_WHAT IS ASKED_. Reproduce the entries exactly.

_MATERIAL_.
╭──

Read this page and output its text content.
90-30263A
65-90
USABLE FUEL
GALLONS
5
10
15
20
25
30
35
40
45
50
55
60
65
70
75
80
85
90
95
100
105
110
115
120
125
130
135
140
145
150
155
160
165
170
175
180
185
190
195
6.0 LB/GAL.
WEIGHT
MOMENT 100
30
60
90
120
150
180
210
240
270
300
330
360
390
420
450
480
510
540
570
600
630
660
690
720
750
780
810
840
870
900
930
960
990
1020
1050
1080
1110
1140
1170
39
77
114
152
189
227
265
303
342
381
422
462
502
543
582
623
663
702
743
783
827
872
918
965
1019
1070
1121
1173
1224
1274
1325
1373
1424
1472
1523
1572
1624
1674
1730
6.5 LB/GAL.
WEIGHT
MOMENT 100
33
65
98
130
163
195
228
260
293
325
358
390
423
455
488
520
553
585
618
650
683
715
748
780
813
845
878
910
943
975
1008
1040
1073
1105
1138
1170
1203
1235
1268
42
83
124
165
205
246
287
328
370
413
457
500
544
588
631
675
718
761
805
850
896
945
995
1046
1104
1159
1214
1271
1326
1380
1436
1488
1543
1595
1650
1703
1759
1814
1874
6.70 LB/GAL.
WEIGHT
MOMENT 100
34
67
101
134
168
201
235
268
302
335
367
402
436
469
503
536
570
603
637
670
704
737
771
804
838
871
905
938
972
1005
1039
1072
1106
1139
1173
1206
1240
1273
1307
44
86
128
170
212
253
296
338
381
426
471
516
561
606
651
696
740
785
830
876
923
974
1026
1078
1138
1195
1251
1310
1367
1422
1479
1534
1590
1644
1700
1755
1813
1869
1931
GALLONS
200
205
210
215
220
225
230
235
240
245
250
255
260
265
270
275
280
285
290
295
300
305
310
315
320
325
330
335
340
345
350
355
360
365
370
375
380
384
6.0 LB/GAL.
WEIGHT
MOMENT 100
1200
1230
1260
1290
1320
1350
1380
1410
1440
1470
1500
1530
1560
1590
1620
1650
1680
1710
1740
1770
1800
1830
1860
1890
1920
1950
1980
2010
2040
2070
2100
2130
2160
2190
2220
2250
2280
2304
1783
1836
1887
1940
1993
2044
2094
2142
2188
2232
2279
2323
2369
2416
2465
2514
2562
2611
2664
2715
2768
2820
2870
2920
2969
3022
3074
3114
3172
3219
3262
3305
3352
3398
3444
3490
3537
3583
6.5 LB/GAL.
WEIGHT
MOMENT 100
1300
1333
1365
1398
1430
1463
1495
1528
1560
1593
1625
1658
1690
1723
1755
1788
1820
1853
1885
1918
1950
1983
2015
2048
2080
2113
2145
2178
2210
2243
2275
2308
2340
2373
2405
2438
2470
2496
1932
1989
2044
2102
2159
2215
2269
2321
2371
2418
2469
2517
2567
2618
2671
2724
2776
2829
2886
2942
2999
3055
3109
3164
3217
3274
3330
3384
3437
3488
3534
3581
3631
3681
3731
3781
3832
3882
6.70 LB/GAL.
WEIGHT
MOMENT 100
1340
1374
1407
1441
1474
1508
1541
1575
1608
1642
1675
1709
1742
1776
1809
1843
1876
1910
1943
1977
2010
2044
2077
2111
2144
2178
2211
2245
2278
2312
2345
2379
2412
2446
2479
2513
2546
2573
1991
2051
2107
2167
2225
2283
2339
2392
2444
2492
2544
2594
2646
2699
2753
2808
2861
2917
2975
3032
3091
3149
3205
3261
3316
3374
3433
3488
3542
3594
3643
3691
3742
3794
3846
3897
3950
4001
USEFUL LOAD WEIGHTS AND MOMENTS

╰──

_RESULT FOR THIS TASK_.
Read this page and output its text content.
90-30263A
65-90
USABLE FUEL
GALLONS
5
10
15
20
25
30
35
40
45
50
55
60
65
70
75
80
85
90
95
100
105
110
115
120
125
130
135
140
145
150
155
160
165
170
175
180
185
190
195
6.0 LB/GAL.
WEIGHT
MOMENT 100
30
60
90
120
150
180
210
240
270
300
330
360
390
420
450
480
510
540
570
600
630
660
690
720
750
780
810
840
870
900
930
960
990
1020
1050
1080
1110
1140
1170
39
77
114
152
189
227
265
303
342
381
422
462
502
543
582
623
663
702
743
783
827
872
918
965
1019
1070
1121
1173
1224
1274
1325
1373
1424
1472
1523
1572
1624
1674
1730
6.5 LB/GAL.
WEIGHT
MOMENT 100
33
65
98
130
163
195
228
260
293
325
358
390
423
455
488
520
553
585
618
650
683
715
748
780
813
845
878
910
943
975
1008
1040
1073
1105
1138
1170
1203
1235
1268
42
83
124
165
205
246
287
328
370
413
457
500
544
588
631
675
718
761
805
850
896
945
995
1046
1104
1159
1214
1271
1326
1380
1436
1488
1543
1595
1650
1703
1759
1814
1874
6.70 LB/GAL.
WEIGHT
MOMENT 100
34
67
101
134
168
201
235
268
302
335
367
402
436
469
503
536
570
603
637
670
704
737
771
804
838
871
905
938
972
1005
1039
1072
1106
1139
1173
1206
1240
1273
1307
44
86
128
170
212
253
296
338
381
426
471
516
561
606
651
696
740
785
830
876
923
974
1026
1078
1138
1195
1251
1310
1367
1422
1479
1534
1590
1644
1700
1755
1813
1869
1931
GALLONS
200
205
210
215
220
225
230
235
240
245
250
255
260
265
270
275
280
285
290
295
300
305
310
315
320
325
330
335
340
345
350
355
360
365
370
375
380
384
6.0 LB/GAL.
WEIGHT
MOMENT 100
1200
1230
1260
1290
1320
1350
1380
1410
1440
1470
1500
1530
1560
1590
1620
1650
1680
1710
1740
1770
1800
1830
1860
1890
1920
1950
1980
2010
2040
2070
2100
2130
2160
2190
2220
2250
2280
2304
1783
1836
1887
1940
1993
2044
2094
2142
2188
2232
2279
2323
2369
2416
2465
2514
2562
2611
2664
2715
2768
2820
2870
2920
2969
3022
3074
3114
3172
3219
3262
3305
3352
3398
3444
3490
3537
3583
6.5 LB/GAL.
WEIGHT
MOMENT 100
1300
1333
1365
1398
1430
1463
1495
1528
1560
1593
1625
1658
1690
1723
1755
1788
1820
1853
1885
1918
1950
1983
2015
2048
2080
2113
2145
2178
2210
2243
2275
2308
2340
2373
2405
2438
2470
2496
1932
1989
2044
2102
2159
2215
2269
2321
2371
2418
2469
2517
2567
2618
2671
2724
2776
2829
2886
2942
2999
3055
3109
3164
3217
3274
3330
3384
3437
3488
3534
3581
3631
3681
3731
3781
3832
3882
6.70 LB/GAL.
WEIGHT
MOMENT 100
1340
1374
1407
1441
1474
1508
1541
1575
1608
1642
1675
1709
1742
1776
1809
1843
1876
1910
1943
1977
2010
2044
2077
2111
2144
2178
2211
2245
2278
2312
2345
2379
2412
2446
2479
2513
2546
2573
1991
2051
2107
2167
2225
2283
2339
2392
2444
2492
2544
2594
2646
2699
2753
2808
2861
2917
2975
3032
3091
3149
3205
3261
3316
3374
3433
3488
3542
3594
3643
3691
3742
3794
3846
3897
3950
4001
USEFUL LOAD WEIGHTS AND MOMENTS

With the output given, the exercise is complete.